Objective
Write every record out again exactly as given.

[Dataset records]
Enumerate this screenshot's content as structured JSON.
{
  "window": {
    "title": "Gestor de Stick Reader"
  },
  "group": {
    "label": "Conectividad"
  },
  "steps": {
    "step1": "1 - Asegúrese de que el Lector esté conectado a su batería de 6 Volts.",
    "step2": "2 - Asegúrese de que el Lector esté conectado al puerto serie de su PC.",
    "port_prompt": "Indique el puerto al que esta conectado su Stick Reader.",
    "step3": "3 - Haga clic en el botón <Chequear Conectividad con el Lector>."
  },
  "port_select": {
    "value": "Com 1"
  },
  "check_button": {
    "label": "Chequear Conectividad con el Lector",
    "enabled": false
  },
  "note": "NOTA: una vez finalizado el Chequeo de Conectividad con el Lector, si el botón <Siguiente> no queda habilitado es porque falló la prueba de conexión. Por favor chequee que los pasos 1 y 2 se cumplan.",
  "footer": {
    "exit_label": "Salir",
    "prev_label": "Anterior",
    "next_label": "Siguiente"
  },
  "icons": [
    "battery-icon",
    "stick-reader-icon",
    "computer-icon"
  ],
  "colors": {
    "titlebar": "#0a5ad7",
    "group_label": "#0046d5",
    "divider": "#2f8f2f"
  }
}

Solution to the exercise
Enumerate this screenshot's content as structured JSON.
{
  "window": {
    "title": "Gestor de Stick Reader"
  },
  "group": {
    "label": "Conectividad"
  },
  "steps": {
    "step1": "1 - Asegúrese de que el Lector esté conectado a su batería de 6 Volts.",
    "step2": "2 - Asegúrese de que el Lector esté conectado al puerto serie de su PC.",
    "port_prompt": "Indique el puerto al que esta conectado su Stick Reader.",
    "step3": "3 - Haga clic en el botón <Chequear Conectividad con el Lector>."
  },
  "port_select": {
    "value": "Com 1"
  },
  "check_button": {
    "label": "Chequear Conectividad con el Lector",
    "enabled": false
  },
  "note": "NOTA: una vez finalizado el Chequeo de Conectividad con el Lector, si el botón <Siguiente> no queda habilitado es porque falló la prueba de conexión. Por favor chequee que los pasos 1 y 2 se cumplan.",
  "footer": {
    "exit_label": "Salir",
    "prev_label": "Anterior",
    "next_label": "Siguiente"
  },
  "icons": [
    "battery-icon",
    "stick-reader-icon",
    "computer-icon"
  ],
  "colors": {
    "titlebar": "#0a5ad7",
    "group_label": "#0046d5",
    "divider": "#2f8f2f"
  }
}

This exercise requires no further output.